**FRAGMENTO PARA LEER:**
************

El mensaje del 5 de Junio de 1895

  Actualidad

El mensaje del 5 de Junio de 1895

Como todos los hechos trascendentes de la historia mundial, también en el Ecuador los grandes acontecimientos políticos, transformadores de la realidad hasta entonces imperante, han generado hitos que se identifican como grandes fechas señeras, ejemplares en el avance de los procesos de cambio.

En la historia de la Revolución liberal-radical ecuatoriana, que había venido acumulando sangre y gloria con el esfuerzo indoblegable de sus múltiples mártires, el pronunciamiento realizado por los guayaquileños un día como el de hoy, es uno de esos hitos remarcables.

Y en efecto lo es, no solo por las consecuencias derivadas del gesto cívico entonces realizado, sino también como evidencia de lo que en otros tiempos no se permitía que suceda, cuando involucraba situaciones límites con la traición a la patria.

Lo que la tradición ha recogido con la dura calificación de la ‘venta de la bandera’, luego de que la información de lo sucedido fue transmitida a toda la República por un periodista patriota, fue como la gota que colmó una paciencia ya por desbordarse, y entonces, los habitantes de la ciudad del 9 de Octubre y del 6 de Marzo incorporaron otra fecha de honor en el calendario de la ciudad y en el del Ecuador.

************

**LÍNEAS EXTRAÍDAS:**
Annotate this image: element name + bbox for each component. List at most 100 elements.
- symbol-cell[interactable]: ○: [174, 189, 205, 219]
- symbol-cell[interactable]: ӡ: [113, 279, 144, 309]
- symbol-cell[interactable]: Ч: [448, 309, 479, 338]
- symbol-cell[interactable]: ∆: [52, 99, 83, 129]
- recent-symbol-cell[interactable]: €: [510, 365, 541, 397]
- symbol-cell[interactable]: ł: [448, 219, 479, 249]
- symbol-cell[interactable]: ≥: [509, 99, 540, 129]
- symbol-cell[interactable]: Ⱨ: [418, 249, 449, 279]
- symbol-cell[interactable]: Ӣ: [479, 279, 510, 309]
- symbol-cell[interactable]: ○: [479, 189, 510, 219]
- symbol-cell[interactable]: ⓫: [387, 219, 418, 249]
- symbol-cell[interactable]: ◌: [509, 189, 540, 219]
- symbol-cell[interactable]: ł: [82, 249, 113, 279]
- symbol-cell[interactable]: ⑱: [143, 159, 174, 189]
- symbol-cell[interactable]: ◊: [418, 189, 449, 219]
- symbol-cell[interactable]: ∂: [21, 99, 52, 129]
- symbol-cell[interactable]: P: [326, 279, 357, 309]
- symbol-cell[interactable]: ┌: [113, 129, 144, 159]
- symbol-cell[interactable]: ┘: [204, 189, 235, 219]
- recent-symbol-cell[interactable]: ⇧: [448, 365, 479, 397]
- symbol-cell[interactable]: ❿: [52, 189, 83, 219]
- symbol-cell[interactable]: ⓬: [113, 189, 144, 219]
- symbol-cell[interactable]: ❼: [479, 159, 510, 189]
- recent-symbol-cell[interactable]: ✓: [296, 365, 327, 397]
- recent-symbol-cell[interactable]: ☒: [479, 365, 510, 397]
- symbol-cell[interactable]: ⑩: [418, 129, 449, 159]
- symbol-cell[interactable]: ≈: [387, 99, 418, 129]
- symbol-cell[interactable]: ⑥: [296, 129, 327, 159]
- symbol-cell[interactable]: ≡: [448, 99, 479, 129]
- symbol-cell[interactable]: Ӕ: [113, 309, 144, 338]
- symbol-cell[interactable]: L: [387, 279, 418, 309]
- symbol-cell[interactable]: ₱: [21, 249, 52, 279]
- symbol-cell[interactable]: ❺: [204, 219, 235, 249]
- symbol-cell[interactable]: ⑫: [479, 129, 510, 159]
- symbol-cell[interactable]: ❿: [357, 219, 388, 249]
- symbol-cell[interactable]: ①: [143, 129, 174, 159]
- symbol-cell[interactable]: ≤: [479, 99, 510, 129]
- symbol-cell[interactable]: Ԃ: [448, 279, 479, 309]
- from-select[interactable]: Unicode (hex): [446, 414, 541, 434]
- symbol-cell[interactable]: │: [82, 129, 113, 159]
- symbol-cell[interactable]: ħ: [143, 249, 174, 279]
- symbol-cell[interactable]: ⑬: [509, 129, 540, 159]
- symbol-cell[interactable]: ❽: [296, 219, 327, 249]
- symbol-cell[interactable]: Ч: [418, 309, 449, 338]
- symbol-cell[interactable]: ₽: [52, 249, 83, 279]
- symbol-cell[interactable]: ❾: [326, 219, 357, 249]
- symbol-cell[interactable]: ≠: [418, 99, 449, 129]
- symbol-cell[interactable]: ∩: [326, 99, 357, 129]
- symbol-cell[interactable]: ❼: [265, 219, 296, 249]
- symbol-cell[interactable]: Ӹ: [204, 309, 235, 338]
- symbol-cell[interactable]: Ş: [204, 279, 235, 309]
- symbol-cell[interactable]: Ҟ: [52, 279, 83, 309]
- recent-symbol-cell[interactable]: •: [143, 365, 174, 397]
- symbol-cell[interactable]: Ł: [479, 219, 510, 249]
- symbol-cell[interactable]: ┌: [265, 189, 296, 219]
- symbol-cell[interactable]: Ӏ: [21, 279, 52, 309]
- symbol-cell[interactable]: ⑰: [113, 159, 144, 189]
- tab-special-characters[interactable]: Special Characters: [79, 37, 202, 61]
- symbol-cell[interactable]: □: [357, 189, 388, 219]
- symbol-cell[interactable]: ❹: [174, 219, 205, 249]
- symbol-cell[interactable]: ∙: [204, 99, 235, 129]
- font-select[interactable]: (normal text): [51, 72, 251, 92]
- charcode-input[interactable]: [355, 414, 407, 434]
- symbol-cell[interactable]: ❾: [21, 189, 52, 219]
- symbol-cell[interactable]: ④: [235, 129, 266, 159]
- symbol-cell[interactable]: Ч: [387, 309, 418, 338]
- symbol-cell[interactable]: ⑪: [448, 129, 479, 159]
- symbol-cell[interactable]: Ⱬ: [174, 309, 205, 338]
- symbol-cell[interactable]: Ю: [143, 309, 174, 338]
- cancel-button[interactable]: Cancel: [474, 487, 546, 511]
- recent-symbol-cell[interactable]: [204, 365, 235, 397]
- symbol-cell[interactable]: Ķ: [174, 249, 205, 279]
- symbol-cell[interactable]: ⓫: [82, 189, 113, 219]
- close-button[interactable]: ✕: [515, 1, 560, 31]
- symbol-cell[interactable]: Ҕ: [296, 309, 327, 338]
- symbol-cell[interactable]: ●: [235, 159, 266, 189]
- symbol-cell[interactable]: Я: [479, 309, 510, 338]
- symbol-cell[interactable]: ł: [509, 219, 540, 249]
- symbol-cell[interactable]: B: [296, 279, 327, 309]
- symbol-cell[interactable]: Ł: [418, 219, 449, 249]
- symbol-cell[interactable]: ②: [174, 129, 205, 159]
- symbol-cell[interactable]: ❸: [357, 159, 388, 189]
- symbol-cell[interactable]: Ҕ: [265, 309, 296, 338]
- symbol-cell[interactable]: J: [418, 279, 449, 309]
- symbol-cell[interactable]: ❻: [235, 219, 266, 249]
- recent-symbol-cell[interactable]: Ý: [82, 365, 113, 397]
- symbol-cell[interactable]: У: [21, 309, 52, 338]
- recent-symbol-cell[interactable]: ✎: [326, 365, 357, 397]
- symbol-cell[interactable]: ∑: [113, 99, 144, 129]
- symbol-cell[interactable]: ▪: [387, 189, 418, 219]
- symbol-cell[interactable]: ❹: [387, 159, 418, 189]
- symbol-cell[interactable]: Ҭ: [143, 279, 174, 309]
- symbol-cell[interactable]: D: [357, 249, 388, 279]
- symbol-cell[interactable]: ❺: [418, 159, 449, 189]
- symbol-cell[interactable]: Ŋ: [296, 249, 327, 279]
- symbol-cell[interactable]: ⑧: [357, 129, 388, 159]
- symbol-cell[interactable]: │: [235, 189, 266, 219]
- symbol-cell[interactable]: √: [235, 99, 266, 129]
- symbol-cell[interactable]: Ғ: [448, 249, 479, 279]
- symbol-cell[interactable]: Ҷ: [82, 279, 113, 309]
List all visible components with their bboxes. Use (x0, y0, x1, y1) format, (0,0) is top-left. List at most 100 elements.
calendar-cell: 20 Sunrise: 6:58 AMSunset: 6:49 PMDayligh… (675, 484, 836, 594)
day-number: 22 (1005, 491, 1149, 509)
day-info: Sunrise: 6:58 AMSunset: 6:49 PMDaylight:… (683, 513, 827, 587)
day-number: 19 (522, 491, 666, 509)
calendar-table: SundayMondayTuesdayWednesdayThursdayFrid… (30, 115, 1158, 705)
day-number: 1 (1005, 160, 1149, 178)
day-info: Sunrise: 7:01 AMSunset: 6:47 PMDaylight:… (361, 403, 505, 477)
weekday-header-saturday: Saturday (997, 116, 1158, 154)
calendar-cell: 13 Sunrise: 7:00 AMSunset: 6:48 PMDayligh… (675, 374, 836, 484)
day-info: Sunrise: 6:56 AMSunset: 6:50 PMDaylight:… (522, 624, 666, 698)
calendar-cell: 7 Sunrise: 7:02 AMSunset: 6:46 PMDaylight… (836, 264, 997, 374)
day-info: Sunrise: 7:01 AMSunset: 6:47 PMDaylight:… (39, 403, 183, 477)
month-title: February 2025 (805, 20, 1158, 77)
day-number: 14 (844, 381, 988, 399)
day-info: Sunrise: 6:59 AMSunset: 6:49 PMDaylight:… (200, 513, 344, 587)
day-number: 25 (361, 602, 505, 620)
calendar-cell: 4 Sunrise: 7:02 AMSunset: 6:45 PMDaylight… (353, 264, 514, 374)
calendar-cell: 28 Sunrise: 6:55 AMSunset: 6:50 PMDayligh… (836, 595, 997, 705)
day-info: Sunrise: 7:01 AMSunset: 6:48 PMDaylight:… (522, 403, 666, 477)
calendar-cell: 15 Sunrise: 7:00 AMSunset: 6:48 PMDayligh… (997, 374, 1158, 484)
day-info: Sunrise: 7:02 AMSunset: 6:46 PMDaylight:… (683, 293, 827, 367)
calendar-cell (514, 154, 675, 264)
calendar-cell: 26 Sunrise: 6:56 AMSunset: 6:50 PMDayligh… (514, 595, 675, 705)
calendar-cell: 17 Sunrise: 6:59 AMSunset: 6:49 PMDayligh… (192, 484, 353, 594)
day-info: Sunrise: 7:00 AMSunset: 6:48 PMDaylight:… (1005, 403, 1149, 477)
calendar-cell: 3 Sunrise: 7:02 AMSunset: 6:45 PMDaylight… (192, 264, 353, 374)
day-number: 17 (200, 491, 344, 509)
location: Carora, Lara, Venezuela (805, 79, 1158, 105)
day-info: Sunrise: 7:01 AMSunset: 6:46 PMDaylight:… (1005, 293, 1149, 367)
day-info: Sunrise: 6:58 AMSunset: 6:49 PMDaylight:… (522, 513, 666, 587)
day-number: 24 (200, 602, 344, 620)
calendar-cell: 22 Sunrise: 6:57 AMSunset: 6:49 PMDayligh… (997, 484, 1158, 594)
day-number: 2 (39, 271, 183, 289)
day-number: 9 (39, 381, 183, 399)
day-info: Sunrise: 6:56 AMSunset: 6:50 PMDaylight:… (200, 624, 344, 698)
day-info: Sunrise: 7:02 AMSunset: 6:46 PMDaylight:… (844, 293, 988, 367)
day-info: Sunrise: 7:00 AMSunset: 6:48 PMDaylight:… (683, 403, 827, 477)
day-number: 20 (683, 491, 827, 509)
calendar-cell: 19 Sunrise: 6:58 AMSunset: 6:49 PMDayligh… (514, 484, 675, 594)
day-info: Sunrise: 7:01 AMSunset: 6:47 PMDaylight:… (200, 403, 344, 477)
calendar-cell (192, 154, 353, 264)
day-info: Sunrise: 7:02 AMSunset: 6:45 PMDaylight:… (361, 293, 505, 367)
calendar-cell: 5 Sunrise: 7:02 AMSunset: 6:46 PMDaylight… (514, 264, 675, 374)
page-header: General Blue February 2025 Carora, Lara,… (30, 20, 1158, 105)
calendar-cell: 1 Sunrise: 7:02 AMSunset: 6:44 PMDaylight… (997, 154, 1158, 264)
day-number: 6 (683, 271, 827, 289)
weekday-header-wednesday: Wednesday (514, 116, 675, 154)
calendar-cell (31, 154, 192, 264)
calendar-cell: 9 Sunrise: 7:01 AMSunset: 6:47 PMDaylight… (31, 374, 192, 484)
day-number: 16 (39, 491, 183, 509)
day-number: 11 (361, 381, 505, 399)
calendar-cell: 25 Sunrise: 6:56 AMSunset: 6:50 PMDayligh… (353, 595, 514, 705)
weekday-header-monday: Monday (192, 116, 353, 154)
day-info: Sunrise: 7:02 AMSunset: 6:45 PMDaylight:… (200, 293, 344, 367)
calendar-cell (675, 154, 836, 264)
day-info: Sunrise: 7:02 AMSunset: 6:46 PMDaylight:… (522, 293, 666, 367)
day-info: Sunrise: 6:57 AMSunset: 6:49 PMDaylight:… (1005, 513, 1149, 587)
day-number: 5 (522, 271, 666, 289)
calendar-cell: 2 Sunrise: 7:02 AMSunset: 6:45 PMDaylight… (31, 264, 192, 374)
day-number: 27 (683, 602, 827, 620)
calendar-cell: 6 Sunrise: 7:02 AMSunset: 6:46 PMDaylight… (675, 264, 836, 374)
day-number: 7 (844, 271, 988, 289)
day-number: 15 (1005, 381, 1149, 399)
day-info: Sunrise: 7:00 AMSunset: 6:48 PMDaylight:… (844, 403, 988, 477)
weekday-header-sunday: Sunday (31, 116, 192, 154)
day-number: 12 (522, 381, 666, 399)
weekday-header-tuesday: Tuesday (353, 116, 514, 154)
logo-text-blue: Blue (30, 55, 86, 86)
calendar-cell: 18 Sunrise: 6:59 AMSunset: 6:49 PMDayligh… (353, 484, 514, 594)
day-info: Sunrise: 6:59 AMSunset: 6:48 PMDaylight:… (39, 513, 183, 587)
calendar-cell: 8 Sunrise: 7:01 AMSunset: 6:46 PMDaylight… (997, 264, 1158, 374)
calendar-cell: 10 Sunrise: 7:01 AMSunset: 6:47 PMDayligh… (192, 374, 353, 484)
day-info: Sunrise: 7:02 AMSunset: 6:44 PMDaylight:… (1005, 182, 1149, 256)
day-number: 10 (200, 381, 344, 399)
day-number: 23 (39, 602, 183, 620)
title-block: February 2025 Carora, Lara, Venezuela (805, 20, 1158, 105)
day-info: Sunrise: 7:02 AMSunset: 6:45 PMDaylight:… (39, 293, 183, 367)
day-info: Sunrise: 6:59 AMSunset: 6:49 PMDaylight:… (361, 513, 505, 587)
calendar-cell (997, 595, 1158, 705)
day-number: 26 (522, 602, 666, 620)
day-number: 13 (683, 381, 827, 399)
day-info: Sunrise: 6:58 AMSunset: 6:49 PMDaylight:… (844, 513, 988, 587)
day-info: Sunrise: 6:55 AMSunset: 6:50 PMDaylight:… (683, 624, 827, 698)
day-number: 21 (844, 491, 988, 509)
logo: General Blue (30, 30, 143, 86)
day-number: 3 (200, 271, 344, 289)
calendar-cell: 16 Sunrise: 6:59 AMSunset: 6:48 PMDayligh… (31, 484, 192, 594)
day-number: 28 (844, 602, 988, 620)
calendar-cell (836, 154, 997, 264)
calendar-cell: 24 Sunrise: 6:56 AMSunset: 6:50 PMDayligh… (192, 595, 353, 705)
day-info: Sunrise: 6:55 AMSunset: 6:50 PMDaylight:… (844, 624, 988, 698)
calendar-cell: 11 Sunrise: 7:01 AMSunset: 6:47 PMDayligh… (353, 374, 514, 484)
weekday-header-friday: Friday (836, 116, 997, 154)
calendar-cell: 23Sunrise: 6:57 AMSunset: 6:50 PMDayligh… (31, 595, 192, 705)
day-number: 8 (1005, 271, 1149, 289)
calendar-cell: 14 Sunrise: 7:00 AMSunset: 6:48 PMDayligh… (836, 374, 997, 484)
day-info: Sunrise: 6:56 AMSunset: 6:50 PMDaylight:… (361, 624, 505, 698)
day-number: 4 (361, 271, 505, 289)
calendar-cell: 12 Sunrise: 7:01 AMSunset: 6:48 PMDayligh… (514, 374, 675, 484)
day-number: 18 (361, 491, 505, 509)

************

**TU OBJETIVO:** Copia literalmente el pasaje del texto sobre el mensaje del 5 de junio de 1895 que va de "Como todos los" a "a la patria.", ambos incluidos.

**RESULTADO DE LA TAREA:**
Como todos los hechos trascendentes de la historia mundial, también en el Ecuador los grandes acontecimientos políticos, transformadores de la realidad hasta entonces imperante, han generado hitos que se identifican como grandes fechas señeras, ejemplares en el avance de los procesos de cambio.

En la historia de la Revolución liberal-radical ecuatoriana, que había venido acumulando sangre y gloria con el esfuerzo indoblegable de sus múltiples mártires, el pronunciamiento realizado por los guayaquileños un día como el de hoy, es uno de esos hitos remarcables.

Y en efecto lo es, no solo por las consecuencias derivadas del gesto cívico entonces realizado, sino también como evidencia de lo que en otros tiempos no se permitía que suceda, cuando involucraba situaciones límites con la traición a la patria.